■ YOUR OBJECTIVE: Wherever "cluster" appears in a line, list that line.

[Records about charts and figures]
● ● ● ●
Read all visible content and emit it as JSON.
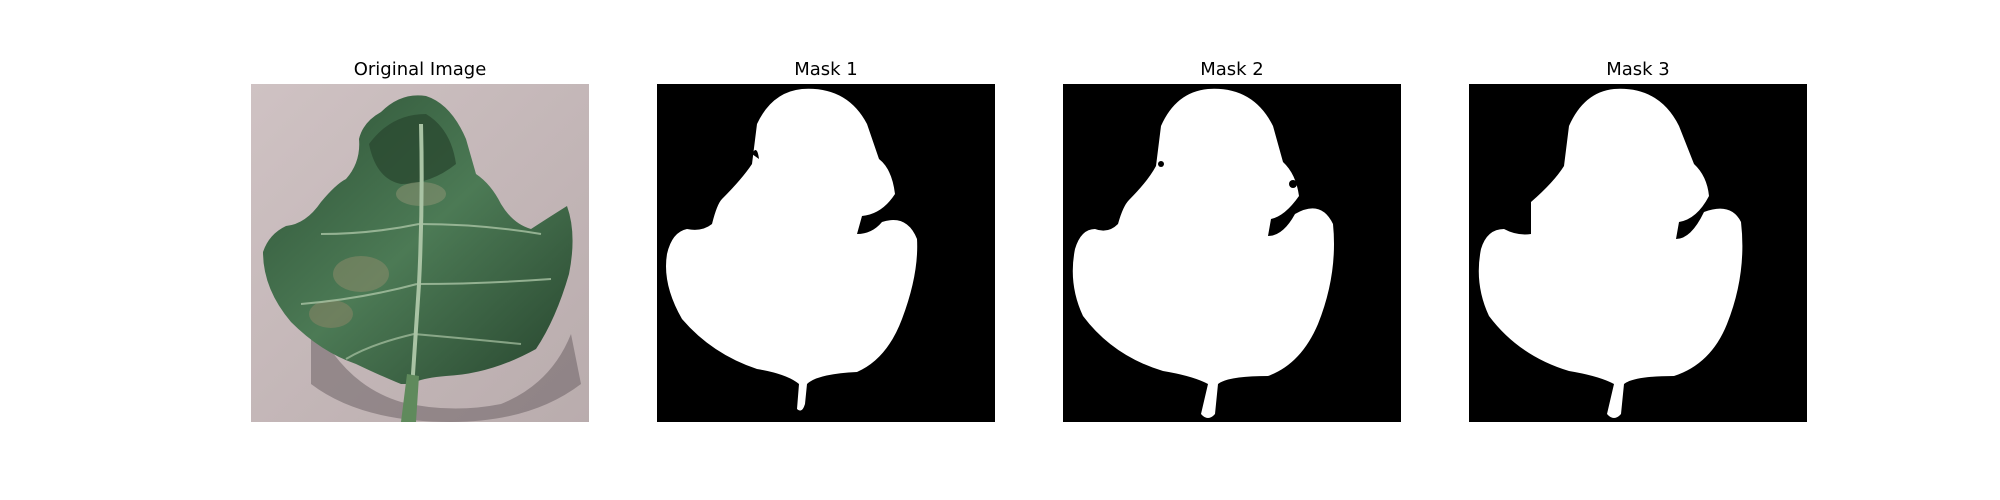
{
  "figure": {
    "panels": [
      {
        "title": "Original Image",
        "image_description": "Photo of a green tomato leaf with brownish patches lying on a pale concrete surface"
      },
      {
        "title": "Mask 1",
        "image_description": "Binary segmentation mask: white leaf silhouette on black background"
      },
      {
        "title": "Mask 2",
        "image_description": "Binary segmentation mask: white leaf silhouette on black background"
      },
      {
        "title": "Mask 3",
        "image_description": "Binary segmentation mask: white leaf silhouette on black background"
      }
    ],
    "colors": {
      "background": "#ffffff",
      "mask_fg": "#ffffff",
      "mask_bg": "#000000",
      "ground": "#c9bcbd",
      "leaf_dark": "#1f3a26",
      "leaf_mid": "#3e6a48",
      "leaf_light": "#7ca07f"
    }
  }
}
● ● ● ●
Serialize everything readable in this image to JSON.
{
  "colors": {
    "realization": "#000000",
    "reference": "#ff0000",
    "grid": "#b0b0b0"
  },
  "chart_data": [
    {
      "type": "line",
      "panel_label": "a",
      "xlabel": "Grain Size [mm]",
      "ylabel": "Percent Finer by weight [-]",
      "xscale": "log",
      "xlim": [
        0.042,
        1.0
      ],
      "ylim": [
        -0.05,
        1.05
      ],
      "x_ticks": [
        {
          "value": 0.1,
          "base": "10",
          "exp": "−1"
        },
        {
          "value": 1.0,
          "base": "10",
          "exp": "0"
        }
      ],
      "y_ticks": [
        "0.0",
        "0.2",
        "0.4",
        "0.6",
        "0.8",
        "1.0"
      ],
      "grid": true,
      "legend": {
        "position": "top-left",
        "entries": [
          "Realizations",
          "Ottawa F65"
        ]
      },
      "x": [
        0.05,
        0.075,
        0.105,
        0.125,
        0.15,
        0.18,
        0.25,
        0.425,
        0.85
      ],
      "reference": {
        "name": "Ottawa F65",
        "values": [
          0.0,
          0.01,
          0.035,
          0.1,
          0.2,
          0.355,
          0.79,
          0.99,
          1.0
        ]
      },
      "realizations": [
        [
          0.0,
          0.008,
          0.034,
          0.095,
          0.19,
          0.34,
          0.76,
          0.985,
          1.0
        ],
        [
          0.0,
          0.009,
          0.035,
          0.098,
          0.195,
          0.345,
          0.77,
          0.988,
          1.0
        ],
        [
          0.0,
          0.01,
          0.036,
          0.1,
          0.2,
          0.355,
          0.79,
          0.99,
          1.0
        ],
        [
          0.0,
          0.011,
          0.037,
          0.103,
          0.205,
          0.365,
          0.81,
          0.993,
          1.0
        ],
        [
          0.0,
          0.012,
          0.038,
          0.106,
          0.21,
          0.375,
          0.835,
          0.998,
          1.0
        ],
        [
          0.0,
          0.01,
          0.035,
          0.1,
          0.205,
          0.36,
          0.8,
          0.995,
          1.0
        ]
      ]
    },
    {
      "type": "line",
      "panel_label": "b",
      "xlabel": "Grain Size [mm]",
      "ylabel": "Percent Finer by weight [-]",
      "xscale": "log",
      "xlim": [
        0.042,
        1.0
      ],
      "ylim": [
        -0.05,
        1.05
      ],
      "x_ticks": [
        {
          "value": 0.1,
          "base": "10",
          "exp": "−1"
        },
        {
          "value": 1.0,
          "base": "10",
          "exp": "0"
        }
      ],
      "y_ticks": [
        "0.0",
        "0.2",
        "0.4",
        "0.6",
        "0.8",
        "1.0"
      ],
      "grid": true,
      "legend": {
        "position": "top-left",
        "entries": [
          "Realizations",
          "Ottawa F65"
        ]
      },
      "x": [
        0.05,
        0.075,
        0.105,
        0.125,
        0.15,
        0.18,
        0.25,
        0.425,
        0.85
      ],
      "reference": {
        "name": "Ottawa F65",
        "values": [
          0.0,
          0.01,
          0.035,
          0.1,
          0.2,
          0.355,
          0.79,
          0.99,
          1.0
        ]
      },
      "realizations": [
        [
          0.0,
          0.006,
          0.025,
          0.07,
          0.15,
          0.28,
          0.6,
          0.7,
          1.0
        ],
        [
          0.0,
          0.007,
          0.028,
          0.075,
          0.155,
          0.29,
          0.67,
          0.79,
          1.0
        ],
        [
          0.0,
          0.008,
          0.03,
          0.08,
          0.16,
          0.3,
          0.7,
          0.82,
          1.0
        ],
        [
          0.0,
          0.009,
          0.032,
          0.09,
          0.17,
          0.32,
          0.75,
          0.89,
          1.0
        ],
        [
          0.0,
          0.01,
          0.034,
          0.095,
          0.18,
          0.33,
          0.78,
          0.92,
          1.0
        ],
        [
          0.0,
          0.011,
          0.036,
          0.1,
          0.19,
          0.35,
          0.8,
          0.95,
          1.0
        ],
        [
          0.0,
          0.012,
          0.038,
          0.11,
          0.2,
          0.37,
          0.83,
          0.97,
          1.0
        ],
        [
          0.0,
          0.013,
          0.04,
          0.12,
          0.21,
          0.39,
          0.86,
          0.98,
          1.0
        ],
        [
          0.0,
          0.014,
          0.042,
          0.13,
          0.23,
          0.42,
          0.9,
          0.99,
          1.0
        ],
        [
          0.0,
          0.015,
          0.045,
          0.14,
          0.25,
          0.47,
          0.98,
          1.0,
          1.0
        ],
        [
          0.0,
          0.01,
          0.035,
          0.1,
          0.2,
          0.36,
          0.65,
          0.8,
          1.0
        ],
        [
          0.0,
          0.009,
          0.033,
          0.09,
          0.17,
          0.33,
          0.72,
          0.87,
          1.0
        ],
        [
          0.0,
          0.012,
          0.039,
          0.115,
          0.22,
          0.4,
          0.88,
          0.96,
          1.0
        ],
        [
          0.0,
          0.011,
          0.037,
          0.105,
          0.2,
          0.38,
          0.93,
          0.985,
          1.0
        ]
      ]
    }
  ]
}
● ● ● ●
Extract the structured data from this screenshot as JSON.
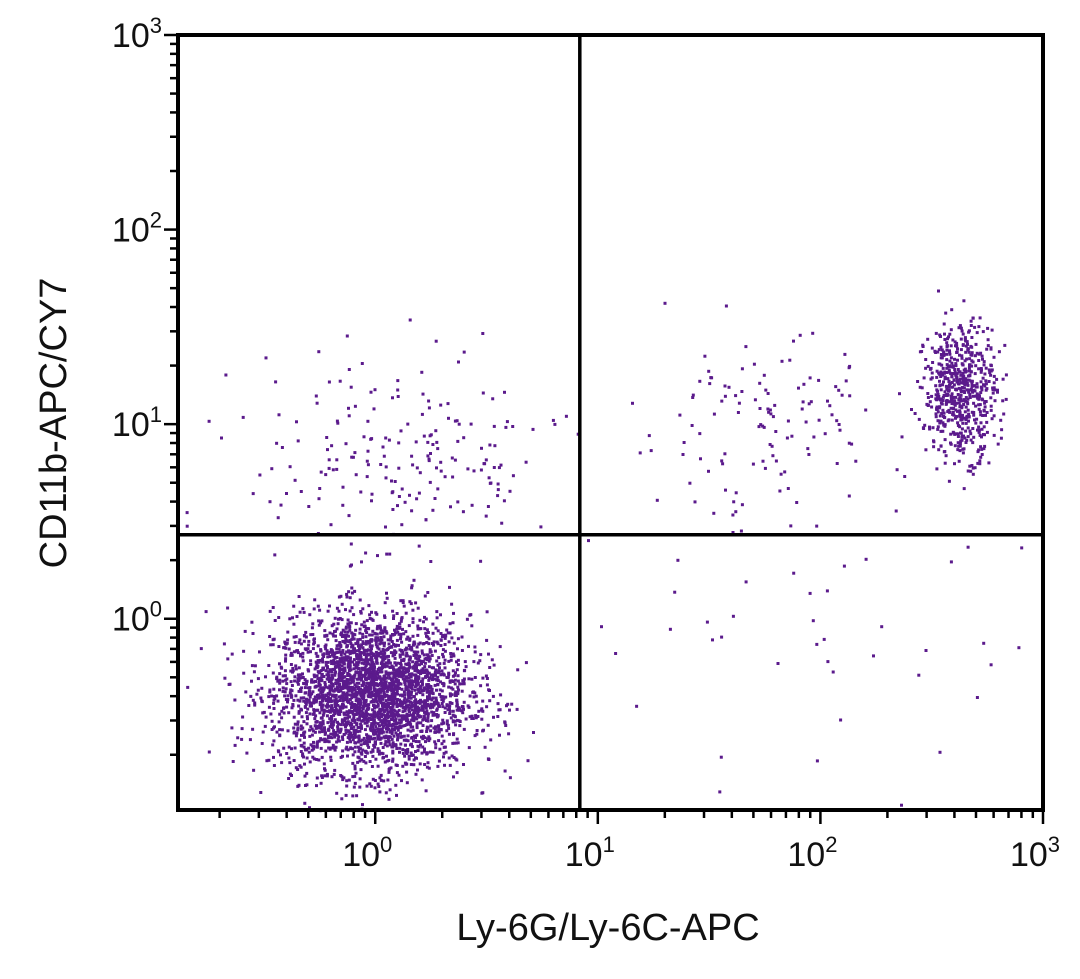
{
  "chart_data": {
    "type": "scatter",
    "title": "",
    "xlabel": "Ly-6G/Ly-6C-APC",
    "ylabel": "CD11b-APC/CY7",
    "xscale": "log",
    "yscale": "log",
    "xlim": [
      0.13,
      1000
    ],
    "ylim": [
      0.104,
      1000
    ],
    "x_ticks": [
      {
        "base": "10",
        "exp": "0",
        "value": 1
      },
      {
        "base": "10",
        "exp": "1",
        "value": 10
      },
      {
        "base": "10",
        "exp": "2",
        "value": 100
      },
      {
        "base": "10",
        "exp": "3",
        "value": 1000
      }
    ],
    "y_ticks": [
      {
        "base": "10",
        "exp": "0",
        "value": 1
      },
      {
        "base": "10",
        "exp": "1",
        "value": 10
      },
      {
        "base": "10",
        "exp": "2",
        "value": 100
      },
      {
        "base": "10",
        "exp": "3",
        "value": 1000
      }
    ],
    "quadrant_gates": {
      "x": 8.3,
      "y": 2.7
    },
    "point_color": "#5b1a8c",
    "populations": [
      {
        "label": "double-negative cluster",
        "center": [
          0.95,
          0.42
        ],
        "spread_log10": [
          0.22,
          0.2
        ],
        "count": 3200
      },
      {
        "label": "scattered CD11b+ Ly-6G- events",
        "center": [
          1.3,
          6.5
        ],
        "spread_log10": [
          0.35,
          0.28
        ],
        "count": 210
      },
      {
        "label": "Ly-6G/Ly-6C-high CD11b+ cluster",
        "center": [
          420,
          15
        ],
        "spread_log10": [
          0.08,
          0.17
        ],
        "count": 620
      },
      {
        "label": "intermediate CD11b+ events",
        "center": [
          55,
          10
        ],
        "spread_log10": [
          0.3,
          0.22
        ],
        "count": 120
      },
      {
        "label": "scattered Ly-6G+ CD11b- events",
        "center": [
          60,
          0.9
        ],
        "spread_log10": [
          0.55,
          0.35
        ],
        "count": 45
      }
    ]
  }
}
● ● ● ●
■ EXERCISE SOLUTION:
        "label": "double-negative cluster",
        "label": "Ly-6G/Ly-6C-high CD11b+ cluster",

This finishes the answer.